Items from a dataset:
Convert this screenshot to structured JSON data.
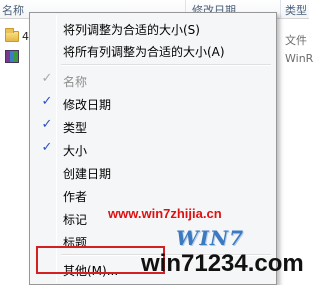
{
  "explorer": {
    "columns": {
      "name": "名称",
      "date_modified": "修改日期",
      "type": "类型"
    },
    "bg_type_1": "文件",
    "bg_type_2": "WinR",
    "row_fragment": "4"
  },
  "context_menu": {
    "size_actions": [
      {
        "label": "将列调整为合适的大小(S)"
      },
      {
        "label": "将所有列调整为合适的大小(A)"
      }
    ],
    "columns": [
      {
        "label": "名称",
        "checked": true,
        "disabled": true
      },
      {
        "label": "修改日期",
        "checked": true,
        "disabled": false
      },
      {
        "label": "类型",
        "checked": true,
        "disabled": false
      },
      {
        "label": "大小",
        "checked": true,
        "disabled": false
      },
      {
        "label": "创建日期",
        "checked": false,
        "disabled": false
      },
      {
        "label": "作者",
        "checked": false,
        "disabled": false
      },
      {
        "label": "标记",
        "checked": false,
        "disabled": false
      },
      {
        "label": "标题",
        "checked": false,
        "disabled": false
      }
    ],
    "more": {
      "label": "其他(M)..."
    },
    "check_glyph": "✓"
  },
  "watermarks": {
    "url": "www.win7zhijia.cn",
    "logo": "WIN7",
    "site": "win71234.com"
  },
  "colors": {
    "check": "#2a52be",
    "highlight_box": "#d42020",
    "url_watermark": "#e01010"
  }
}
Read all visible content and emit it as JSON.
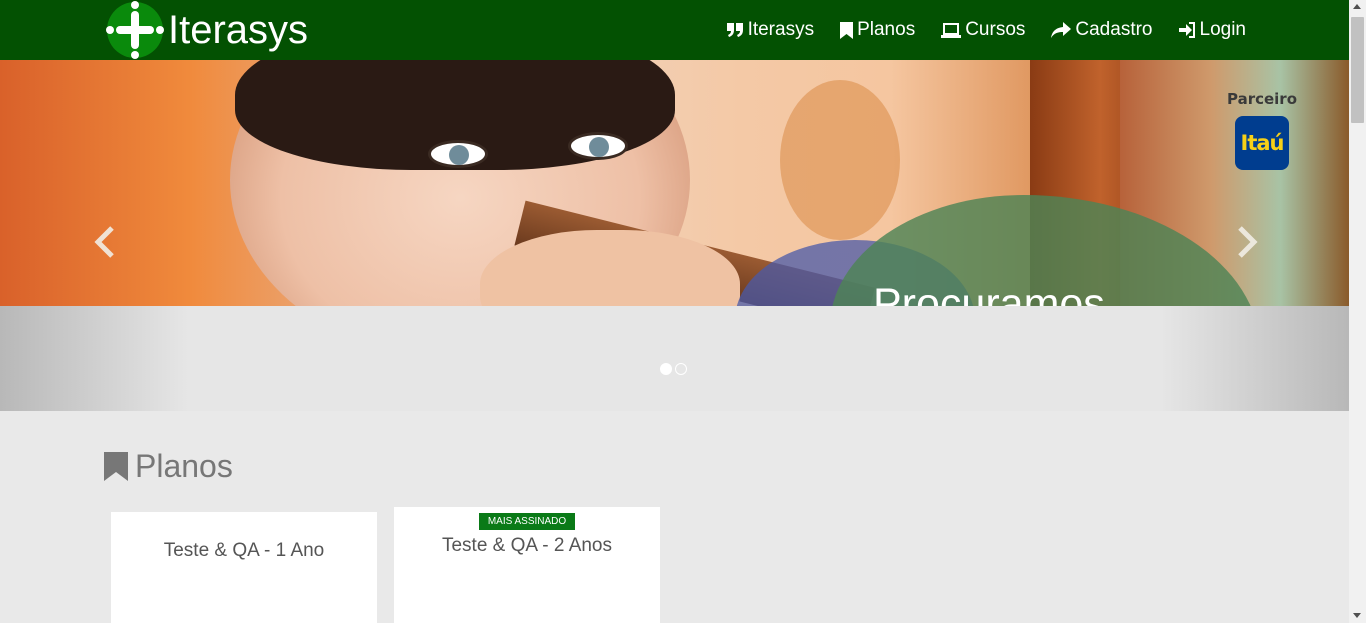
{
  "brand": {
    "name": "Iterasys"
  },
  "nav": {
    "items": [
      {
        "label": "Iterasys",
        "icon": "quote-icon"
      },
      {
        "label": "Planos",
        "icon": "bookmark-icon"
      },
      {
        "label": "Cursos",
        "icon": "laptop-icon"
      },
      {
        "label": "Cadastro",
        "icon": "share-icon"
      },
      {
        "label": "Login",
        "icon": "login-icon"
      }
    ]
  },
  "carousel": {
    "caption": "Procuramos",
    "partner_label": "Parceiro",
    "partner_logo_text": "Itaú",
    "slides_count": 2,
    "active_slide": 1
  },
  "plans": {
    "title": "Planos",
    "items": [
      {
        "name": "Teste & QA - 1 Ano",
        "badge": ""
      },
      {
        "name": "Teste & QA - 2 Anos",
        "badge": "MAIS ASSINADO"
      }
    ]
  },
  "colors": {
    "navbar": "#035102",
    "badge": "#0a7a17",
    "partner_logo_bg": "#003d8f",
    "partner_logo_text": "#f7d117"
  }
}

_Problem to solve_
Reproduce all the records verbatim, excluding images.

_Solution for this exercise_
Convert this screenshot to structured JSON data.
{
  "explorer": {
    "columns": {
      "name": "名称",
      "date_modified": "修改日期",
      "type": "类型"
    },
    "bg_type_1": "文件",
    "bg_type_2": "WinR",
    "row_fragment": "4"
  },
  "context_menu": {
    "size_actions": [
      {
        "label": "将列调整为合适的大小(S)"
      },
      {
        "label": "将所有列调整为合适的大小(A)"
      }
    ],
    "columns": [
      {
        "label": "名称",
        "checked": true,
        "disabled": true
      },
      {
        "label": "修改日期",
        "checked": true,
        "disabled": false
      },
      {
        "label": "类型",
        "checked": true,
        "disabled": false
      },
      {
        "label": "大小",
        "checked": true,
        "disabled": false
      },
      {
        "label": "创建日期",
        "checked": false,
        "disabled": false
      },
      {
        "label": "作者",
        "checked": false,
        "disabled": false
      },
      {
        "label": "标记",
        "checked": false,
        "disabled": false
      },
      {
        "label": "标题",
        "checked": false,
        "disabled": false
      }
    ],
    "more": {
      "label": "其他(M)..."
    },
    "check_glyph": "✓"
  },
  "watermarks": {
    "url": "www.win7zhijia.cn",
    "logo": "WIN7",
    "site": "win71234.com"
  },
  "colors": {
    "check": "#2a52be",
    "highlight_box": "#d42020",
    "url_watermark": "#e01010"
  }
}
Read all visible content and emit it as JSON.
{
  "brand": {
    "name": "Iterasys"
  },
  "nav": {
    "items": [
      {
        "label": "Iterasys",
        "icon": "quote-icon"
      },
      {
        "label": "Planos",
        "icon": "bookmark-icon"
      },
      {
        "label": "Cursos",
        "icon": "laptop-icon"
      },
      {
        "label": "Cadastro",
        "icon": "share-icon"
      },
      {
        "label": "Login",
        "icon": "login-icon"
      }
    ]
  },
  "carousel": {
    "caption": "Procuramos",
    "partner_label": "Parceiro",
    "partner_logo_text": "Itaú",
    "slides_count": 2,
    "active_slide": 1
  },
  "plans": {
    "title": "Planos",
    "items": [
      {
        "name": "Teste & QA - 1 Ano",
        "badge": ""
      },
      {
        "name": "Teste & QA - 2 Anos",
        "badge": "MAIS ASSINADO"
      }
    ]
  },
  "colors": {
    "navbar": "#035102",
    "badge": "#0a7a17",
    "partner_logo_bg": "#003d8f",
    "partner_logo_text": "#f7d117"
  }
}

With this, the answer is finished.